[START Data shown]
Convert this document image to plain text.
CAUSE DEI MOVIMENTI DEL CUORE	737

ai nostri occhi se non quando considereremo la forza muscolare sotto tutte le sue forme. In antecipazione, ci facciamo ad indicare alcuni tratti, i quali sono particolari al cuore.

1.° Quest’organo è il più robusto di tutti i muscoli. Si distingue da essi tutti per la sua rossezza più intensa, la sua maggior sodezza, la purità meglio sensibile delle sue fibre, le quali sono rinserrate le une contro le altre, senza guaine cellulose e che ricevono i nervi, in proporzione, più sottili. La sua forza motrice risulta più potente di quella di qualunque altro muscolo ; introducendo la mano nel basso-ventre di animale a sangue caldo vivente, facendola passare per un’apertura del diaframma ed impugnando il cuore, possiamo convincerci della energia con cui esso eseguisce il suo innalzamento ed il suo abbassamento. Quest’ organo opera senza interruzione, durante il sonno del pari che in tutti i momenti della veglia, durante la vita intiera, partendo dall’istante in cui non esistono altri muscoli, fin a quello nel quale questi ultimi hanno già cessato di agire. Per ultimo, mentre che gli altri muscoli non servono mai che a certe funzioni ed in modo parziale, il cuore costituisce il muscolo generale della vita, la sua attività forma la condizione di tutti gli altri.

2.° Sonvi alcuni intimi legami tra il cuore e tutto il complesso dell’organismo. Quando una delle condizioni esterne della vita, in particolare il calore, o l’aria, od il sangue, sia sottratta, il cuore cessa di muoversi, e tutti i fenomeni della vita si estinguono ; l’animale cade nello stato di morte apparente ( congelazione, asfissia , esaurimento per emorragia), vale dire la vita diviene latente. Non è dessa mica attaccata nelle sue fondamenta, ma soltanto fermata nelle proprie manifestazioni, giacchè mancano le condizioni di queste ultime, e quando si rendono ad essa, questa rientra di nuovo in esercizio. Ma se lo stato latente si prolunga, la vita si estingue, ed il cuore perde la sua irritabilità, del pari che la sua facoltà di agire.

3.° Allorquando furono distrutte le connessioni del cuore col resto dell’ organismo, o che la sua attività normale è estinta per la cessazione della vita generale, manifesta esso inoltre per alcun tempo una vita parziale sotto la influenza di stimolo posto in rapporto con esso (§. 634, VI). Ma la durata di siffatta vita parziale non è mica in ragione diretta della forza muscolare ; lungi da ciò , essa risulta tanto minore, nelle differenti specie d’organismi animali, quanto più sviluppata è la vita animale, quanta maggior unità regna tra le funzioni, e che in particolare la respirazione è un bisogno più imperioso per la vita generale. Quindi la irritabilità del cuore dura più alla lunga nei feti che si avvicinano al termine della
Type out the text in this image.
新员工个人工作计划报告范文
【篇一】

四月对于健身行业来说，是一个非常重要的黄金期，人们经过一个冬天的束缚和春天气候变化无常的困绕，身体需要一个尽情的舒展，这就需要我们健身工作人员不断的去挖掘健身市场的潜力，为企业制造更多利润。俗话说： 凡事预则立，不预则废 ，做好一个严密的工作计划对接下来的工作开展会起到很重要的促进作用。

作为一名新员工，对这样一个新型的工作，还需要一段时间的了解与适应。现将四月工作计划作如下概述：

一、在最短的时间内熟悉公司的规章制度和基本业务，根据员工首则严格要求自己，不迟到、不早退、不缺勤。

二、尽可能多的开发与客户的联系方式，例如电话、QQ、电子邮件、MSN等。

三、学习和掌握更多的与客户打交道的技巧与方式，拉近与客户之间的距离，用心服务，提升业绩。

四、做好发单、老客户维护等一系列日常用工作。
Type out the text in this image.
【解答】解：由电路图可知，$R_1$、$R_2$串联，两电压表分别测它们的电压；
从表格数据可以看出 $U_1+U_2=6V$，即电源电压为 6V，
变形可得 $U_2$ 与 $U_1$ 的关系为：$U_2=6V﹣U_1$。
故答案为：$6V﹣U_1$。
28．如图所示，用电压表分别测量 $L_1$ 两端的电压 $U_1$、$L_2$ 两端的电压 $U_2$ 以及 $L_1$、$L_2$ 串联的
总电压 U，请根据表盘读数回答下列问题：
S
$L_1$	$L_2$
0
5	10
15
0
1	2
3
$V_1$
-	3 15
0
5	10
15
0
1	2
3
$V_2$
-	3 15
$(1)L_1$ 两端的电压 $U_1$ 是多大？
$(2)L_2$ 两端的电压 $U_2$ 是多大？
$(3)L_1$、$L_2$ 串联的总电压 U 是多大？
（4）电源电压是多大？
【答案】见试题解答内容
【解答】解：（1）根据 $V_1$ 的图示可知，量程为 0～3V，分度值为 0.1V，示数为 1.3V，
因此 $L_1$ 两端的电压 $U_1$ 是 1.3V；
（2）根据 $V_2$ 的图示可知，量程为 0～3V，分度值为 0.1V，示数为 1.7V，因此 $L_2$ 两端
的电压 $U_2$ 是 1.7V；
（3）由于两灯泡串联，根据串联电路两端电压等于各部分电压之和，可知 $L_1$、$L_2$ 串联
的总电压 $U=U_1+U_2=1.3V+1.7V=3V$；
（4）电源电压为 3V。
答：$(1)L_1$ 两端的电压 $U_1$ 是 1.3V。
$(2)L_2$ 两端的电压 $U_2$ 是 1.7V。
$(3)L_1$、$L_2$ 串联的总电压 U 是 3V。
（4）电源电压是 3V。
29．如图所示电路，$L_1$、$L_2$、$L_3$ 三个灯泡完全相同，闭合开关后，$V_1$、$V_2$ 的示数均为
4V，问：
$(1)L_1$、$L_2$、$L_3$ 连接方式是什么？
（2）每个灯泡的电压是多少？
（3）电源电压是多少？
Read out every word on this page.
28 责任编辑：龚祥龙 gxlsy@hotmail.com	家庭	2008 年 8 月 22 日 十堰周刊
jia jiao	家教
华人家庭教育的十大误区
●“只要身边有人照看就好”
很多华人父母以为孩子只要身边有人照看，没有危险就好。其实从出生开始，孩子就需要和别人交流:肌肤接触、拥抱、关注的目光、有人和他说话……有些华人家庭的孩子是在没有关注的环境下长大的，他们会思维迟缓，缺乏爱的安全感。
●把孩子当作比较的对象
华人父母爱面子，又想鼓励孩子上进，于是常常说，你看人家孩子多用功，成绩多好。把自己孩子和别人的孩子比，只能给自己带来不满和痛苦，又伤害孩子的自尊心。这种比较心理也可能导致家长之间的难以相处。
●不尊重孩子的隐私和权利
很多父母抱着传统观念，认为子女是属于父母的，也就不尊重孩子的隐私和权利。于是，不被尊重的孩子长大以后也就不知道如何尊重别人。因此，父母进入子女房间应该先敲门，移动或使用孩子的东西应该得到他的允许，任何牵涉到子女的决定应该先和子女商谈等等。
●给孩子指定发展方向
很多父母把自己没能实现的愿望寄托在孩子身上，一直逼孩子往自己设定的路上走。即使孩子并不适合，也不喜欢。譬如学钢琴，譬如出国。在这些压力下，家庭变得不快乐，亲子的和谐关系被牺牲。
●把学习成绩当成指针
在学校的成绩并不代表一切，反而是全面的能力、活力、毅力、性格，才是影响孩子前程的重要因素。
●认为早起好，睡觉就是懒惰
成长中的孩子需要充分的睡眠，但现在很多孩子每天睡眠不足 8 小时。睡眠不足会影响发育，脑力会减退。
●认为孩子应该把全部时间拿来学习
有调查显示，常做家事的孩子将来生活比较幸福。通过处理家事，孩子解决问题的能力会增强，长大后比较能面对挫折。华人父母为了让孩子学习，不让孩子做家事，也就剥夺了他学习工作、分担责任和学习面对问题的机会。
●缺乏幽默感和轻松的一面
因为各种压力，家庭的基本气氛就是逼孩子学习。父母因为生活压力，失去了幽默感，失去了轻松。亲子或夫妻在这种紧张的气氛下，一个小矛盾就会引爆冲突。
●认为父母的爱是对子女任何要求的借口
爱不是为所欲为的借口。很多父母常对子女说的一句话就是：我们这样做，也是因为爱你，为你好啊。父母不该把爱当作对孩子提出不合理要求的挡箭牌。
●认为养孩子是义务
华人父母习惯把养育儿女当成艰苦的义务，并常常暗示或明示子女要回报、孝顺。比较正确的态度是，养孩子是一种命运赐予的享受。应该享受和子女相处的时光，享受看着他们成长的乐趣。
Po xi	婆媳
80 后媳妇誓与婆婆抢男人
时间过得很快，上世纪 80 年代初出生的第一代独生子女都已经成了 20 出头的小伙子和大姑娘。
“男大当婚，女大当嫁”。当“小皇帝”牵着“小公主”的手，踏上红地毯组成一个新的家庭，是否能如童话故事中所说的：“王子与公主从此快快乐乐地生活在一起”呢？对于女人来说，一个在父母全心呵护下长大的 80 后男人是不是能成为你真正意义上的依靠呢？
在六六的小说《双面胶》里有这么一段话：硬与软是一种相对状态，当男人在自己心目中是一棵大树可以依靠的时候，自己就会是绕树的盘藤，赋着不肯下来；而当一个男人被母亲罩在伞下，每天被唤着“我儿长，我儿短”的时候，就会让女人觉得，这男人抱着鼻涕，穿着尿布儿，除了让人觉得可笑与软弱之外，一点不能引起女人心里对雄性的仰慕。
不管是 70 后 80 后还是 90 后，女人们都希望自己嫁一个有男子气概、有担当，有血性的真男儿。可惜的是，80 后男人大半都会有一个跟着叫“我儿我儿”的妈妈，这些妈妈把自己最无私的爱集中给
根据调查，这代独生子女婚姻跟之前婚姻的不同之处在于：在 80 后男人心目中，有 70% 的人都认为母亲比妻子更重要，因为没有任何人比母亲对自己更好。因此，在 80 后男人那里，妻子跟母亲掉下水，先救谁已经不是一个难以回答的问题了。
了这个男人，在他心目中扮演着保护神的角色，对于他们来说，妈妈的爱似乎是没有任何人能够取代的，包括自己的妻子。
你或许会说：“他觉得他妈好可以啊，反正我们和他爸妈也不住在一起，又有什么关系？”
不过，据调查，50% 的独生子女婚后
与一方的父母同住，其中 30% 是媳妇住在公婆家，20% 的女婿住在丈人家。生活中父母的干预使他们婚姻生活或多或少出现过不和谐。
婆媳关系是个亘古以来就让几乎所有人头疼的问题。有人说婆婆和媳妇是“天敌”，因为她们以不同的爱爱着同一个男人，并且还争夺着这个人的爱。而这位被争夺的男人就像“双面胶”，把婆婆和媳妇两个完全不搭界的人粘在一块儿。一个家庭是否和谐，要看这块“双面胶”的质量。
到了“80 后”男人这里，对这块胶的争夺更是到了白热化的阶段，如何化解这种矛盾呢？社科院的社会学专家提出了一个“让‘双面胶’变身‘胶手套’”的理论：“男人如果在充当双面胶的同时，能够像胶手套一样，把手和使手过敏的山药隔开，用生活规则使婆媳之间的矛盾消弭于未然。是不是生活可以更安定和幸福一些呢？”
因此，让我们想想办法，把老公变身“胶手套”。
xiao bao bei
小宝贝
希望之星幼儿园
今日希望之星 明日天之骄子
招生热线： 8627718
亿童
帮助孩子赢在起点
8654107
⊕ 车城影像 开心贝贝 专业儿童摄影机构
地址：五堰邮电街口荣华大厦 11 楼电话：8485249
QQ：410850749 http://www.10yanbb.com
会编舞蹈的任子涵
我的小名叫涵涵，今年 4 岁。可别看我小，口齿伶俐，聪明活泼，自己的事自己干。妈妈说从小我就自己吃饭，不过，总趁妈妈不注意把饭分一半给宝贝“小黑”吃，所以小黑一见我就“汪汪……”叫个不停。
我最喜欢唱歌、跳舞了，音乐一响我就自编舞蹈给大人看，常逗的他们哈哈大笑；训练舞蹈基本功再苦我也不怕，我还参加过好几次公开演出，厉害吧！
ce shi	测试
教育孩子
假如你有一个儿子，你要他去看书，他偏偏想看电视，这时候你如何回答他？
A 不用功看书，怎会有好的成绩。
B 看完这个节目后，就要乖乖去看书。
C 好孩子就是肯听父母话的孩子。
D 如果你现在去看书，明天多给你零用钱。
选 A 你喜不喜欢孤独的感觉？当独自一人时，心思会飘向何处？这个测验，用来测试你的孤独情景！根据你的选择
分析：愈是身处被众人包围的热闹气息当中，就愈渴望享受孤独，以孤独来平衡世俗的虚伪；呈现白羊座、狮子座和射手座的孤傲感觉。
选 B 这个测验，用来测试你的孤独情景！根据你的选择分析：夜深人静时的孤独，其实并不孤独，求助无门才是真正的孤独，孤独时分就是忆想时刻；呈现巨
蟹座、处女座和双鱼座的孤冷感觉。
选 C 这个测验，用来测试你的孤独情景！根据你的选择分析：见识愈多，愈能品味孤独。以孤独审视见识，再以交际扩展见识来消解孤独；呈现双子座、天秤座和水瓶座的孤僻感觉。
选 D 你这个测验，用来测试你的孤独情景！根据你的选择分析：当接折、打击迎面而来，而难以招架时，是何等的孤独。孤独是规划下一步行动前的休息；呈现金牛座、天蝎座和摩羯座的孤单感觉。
[END Data shown]
List all lines where "串联的总电压" occurs.

» **Task result**:
$(3)L_1$、$L_2$ 串联的总电压 U 是多大？
$(3)L_1$、$L_2$ 串联的总电压 U 是 3V。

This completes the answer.